● **WRITTEN REQUEST**:
Where does the string "keywords" appear? Copy every line of the entries below that holds it.

● **DATA**:
◆ ◆ ◆ ◆ ◆

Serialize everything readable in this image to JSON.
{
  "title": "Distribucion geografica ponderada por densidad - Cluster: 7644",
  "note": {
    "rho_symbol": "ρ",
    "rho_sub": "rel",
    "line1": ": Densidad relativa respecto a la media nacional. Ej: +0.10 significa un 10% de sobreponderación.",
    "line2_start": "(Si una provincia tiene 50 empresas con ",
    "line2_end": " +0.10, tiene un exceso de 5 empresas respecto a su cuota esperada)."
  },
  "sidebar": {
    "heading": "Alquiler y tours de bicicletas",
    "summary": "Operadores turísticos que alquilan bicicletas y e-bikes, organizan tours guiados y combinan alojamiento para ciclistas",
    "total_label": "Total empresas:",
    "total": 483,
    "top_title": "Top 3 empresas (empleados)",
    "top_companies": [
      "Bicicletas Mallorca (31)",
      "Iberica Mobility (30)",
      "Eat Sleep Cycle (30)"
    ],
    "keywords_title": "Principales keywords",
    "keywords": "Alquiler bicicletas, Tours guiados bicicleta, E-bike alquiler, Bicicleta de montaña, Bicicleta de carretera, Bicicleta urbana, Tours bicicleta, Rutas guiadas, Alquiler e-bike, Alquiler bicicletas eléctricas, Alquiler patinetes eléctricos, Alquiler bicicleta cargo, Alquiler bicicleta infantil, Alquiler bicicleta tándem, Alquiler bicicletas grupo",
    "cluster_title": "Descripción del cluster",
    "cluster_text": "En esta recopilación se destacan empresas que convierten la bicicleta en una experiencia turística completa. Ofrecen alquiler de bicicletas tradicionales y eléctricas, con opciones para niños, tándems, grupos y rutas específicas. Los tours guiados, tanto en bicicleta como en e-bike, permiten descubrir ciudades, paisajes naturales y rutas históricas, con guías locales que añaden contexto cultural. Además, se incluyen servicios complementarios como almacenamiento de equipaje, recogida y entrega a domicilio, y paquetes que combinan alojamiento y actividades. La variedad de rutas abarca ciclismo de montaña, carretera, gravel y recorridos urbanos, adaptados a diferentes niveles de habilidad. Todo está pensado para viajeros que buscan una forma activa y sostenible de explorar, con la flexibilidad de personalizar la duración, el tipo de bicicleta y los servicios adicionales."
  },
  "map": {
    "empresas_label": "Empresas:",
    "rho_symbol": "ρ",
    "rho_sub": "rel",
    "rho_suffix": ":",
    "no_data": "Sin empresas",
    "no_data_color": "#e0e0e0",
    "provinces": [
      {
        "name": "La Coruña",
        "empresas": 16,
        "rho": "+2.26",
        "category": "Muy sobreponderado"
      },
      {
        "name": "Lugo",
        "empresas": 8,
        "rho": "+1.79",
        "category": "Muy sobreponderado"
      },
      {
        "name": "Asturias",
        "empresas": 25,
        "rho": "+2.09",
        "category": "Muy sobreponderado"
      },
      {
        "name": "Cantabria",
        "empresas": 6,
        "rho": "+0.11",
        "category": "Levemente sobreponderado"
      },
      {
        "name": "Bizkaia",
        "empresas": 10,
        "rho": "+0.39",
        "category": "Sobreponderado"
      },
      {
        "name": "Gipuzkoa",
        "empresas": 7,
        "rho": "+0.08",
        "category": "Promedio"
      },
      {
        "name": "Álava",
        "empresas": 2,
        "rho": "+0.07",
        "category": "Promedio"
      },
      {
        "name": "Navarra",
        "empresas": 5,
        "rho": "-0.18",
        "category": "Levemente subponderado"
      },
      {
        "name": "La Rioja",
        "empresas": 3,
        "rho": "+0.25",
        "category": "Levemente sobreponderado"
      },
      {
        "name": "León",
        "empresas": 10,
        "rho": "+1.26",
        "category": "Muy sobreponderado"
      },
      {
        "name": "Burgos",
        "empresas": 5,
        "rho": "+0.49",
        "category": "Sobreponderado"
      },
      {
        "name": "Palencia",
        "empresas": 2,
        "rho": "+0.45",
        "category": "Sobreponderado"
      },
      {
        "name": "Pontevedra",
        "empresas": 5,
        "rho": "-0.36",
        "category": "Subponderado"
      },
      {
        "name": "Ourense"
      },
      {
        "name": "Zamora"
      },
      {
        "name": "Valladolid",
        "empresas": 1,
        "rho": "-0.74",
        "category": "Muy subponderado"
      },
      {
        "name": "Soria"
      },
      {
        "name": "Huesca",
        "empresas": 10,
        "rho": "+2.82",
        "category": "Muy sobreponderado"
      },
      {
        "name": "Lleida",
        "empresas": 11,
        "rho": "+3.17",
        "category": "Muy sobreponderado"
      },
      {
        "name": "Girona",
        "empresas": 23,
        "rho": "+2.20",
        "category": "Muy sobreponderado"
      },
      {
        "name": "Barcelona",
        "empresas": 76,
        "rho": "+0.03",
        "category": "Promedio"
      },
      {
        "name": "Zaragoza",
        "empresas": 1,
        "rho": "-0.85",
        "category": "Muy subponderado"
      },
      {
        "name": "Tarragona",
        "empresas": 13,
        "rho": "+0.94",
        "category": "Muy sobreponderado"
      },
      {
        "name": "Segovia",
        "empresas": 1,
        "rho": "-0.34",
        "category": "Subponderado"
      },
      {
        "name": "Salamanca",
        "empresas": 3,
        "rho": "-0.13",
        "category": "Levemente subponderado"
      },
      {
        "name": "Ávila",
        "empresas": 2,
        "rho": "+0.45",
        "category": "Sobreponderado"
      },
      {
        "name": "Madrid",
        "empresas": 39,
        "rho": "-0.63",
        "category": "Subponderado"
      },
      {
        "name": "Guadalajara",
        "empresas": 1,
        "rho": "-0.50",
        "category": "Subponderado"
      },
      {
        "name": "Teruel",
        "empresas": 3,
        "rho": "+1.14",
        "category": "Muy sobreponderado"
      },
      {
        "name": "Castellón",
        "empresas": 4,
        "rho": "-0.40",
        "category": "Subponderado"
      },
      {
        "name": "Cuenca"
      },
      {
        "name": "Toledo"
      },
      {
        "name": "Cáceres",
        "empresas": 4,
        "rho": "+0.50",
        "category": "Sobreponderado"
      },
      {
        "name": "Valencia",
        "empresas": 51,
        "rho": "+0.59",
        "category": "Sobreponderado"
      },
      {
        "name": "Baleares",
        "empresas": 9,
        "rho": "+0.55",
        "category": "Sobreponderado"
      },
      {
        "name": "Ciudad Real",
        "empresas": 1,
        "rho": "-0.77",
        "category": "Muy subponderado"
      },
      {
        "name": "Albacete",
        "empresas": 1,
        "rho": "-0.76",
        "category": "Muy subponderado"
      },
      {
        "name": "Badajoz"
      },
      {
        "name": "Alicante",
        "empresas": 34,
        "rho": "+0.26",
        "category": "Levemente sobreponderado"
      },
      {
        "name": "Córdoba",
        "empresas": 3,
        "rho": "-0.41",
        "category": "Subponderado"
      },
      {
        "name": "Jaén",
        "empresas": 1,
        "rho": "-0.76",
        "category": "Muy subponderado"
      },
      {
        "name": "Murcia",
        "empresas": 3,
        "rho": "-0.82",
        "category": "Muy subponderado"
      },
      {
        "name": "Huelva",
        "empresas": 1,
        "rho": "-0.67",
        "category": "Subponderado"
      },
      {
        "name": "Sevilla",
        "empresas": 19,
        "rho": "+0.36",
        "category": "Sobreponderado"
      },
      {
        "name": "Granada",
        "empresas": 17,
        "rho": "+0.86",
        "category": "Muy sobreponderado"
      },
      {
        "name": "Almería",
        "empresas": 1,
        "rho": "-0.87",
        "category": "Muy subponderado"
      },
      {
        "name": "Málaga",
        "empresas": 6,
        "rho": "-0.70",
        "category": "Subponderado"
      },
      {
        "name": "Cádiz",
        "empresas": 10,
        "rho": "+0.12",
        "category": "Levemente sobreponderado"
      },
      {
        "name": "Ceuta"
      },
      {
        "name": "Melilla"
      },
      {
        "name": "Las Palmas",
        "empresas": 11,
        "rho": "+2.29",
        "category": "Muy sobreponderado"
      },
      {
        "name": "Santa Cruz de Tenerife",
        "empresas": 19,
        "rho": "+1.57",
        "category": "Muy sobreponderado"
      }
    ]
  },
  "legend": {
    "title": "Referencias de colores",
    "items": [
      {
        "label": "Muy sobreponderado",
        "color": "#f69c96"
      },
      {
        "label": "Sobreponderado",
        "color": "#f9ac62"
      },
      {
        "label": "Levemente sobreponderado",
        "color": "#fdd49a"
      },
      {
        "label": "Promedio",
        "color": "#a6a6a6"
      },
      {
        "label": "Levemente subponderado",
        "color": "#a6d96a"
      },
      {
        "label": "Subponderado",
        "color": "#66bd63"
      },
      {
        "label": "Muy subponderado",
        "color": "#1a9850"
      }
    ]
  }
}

◆ ◆ ◆ ◆ ◆

● **OUTPUT OF THE EXERCISE**:
    "keywords_title": "Principales keywords",
    "keywords": "Alquiler bicicletas, Tours guiados bicicleta, E-bike alquiler, Bicicleta de montaña, Bicicleta de carretera, Bicicleta urbana, Tours bicicleta, Rutas guiadas, Alquiler e-bike, Alquiler bicicletas eléctricas, Alquiler patinetes eléctricos, Alquiler bicicleta cargo, Alquiler bicicleta infantil, Alquiler bicicleta tándem, Alquiler bicicletas grupo",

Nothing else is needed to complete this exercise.